---------- Material for the task ----------

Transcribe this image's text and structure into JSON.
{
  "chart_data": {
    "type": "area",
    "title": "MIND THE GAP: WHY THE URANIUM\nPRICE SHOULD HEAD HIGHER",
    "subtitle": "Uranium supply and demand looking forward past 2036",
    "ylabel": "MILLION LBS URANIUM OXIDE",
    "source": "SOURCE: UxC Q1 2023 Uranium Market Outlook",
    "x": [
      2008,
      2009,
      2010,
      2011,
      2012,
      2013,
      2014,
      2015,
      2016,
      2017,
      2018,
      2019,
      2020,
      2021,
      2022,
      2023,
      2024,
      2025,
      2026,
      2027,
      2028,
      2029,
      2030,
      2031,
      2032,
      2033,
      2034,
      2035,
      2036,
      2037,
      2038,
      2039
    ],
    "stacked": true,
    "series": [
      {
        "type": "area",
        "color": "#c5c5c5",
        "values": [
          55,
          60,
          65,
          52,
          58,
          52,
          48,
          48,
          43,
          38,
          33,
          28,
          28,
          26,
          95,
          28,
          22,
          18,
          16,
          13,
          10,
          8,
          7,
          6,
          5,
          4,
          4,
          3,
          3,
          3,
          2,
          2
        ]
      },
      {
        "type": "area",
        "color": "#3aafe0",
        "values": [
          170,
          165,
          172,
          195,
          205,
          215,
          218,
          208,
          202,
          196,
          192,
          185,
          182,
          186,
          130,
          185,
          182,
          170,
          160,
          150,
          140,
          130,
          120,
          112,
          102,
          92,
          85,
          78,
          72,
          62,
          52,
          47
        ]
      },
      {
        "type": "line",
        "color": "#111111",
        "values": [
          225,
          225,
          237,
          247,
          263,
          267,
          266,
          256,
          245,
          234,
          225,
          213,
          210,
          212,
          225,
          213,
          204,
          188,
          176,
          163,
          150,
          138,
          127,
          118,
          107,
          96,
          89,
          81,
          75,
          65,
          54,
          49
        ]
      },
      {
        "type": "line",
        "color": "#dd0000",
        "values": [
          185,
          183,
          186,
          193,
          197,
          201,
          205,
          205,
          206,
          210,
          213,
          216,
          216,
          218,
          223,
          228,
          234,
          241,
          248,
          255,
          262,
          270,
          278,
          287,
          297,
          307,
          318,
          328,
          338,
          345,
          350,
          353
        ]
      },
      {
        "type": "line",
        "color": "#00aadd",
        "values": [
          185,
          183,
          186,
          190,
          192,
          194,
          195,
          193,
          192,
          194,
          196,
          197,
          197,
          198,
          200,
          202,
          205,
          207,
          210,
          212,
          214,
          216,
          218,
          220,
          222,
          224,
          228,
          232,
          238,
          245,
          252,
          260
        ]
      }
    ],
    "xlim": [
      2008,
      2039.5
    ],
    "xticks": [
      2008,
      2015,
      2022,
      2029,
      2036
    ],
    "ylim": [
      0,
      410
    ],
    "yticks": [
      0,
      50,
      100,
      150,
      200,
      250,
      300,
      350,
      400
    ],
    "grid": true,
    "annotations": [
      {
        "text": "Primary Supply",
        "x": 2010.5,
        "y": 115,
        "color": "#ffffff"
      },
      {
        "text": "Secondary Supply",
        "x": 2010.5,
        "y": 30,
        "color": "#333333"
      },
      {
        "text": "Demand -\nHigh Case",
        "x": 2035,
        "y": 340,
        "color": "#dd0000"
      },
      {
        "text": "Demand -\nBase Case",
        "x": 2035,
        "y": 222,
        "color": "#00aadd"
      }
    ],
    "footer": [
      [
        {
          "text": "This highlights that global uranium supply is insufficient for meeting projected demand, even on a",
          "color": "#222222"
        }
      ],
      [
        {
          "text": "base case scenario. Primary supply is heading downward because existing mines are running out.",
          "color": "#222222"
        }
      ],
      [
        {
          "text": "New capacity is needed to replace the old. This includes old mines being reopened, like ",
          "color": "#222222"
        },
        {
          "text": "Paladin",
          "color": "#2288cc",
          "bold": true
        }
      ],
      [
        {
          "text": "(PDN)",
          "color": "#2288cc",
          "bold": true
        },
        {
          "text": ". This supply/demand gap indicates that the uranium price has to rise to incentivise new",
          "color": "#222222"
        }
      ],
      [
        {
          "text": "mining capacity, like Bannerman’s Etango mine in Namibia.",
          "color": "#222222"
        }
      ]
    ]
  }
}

----------

What needs to be done: Print every record above exactly as written.

The result:
Transcribe this image's text and structure into JSON.
{
  "chart_data": {
    "type": "area",
    "title": "MIND THE GAP: WHY THE URANIUM\nPRICE SHOULD HEAD HIGHER",
    "subtitle": "Uranium supply and demand looking forward past 2036",
    "ylabel": "MILLION LBS URANIUM OXIDE",
    "source": "SOURCE: UxC Q1 2023 Uranium Market Outlook",
    "x": [
      2008,
      2009,
      2010,
      2011,
      2012,
      2013,
      2014,
      2015,
      2016,
      2017,
      2018,
      2019,
      2020,
      2021,
      2022,
      2023,
      2024,
      2025,
      2026,
      2027,
      2028,
      2029,
      2030,
      2031,
      2032,
      2033,
      2034,
      2035,
      2036,
      2037,
      2038,
      2039
    ],
    "stacked": true,
    "series": [
      {
        "type": "area",
        "color": "#c5c5c5",
        "values": [
          55,
          60,
          65,
          52,
          58,
          52,
          48,
          48,
          43,
          38,
          33,
          28,
          28,
          26,
          95,
          28,
          22,
          18,
          16,
          13,
          10,
          8,
          7,
          6,
          5,
          4,
          4,
          3,
          3,
          3,
          2,
          2
        ]
      },
      {
        "type": "area",
        "color": "#3aafe0",
        "values": [
          170,
          165,
          172,
          195,
          205,
          215,
          218,
          208,
          202,
          196,
          192,
          185,
          182,
          186,
          130,
          185,
          182,
          170,
          160,
          150,
          140,
          130,
          120,
          112,
          102,
          92,
          85,
          78,
          72,
          62,
          52,
          47
        ]
      },
      {
        "type": "line",
        "color": "#111111",
        "values": [
          225,
          225,
          237,
          247,
          263,
          267,
          266,
          256,
          245,
          234,
          225,
          213,
          210,
          212,
          225,
          213,
          204,
          188,
          176,
          163,
          150,
          138,
          127,
          118,
          107,
          96,
          89,
          81,
          75,
          65,
          54,
          49
        ]
      },
      {
        "type": "line",
        "color": "#dd0000",
        "values": [
          185,
          183,
          186,
          193,
          197,
          201,
          205,
          205,
          206,
          210,
          213,
          216,
          216,
          218,
          223,
          228,
          234,
          241,
          248,
          255,
          262,
          270,
          278,
          287,
          297,
          307,
          318,
          328,
          338,
          345,
          350,
          353
        ]
      },
      {
        "type": "line",
        "color": "#00aadd",
        "values": [
          185,
          183,
          186,
          190,
          192,
          194,
          195,
          193,
          192,
          194,
          196,
          197,
          197,
          198,
          200,
          202,
          205,
          207,
          210,
          212,
          214,
          216,
          218,
          220,
          222,
          224,
          228,
          232,
          238,
          245,
          252,
          260
        ]
      }
    ],
    "xlim": [
      2008,
      2039.5
    ],
    "xticks": [
      2008,
      2015,
      2022,
      2029,
      2036
    ],
    "ylim": [
      0,
      410
    ],
    "yticks": [
      0,
      50,
      100,
      150,
      200,
      250,
      300,
      350,
      400
    ],
    "grid": true,
    "annotations": [
      {
        "text": "Primary Supply",
        "x": 2010.5,
        "y": 115,
        "color": "#ffffff"
      },
      {
        "text": "Secondary Supply",
        "x": 2010.5,
        "y": 30,
        "color": "#333333"
      },
      {
        "text": "Demand -\nHigh Case",
        "x": 2035,
        "y": 340,
        "color": "#dd0000"
      },
      {
        "text": "Demand -\nBase Case",
        "x": 2035,
        "y": 222,
        "color": "#00aadd"
      }
    ],
    "footer": [
      [
        {
          "text": "This highlights that global uranium supply is insufficient for meeting projected demand, even on a",
          "color": "#222222"
        }
      ],
      [
        {
          "text": "base case scenario. Primary supply is heading downward because existing mines are running out.",
          "color": "#222222"
        }
      ],
      [
        {
          "text": "New capacity is needed to replace the old. This includes old mines being reopened, like ",
          "color": "#222222"
        },
        {
          "text": "Paladin",
          "color": "#2288cc",
          "bold": true
        }
      ],
      [
        {
          "text": "(PDN)",
          "color": "#2288cc",
          "bold": true
        },
        {
          "text": ". This supply/demand gap indicates that the uranium price has to rise to incentivise new",
          "color": "#222222"
        }
      ],
      [
        {
          "text": "mining capacity, like Bannerman’s Etango mine in Namibia.",
          "color": "#222222"
        }
      ]
    ]
  }
}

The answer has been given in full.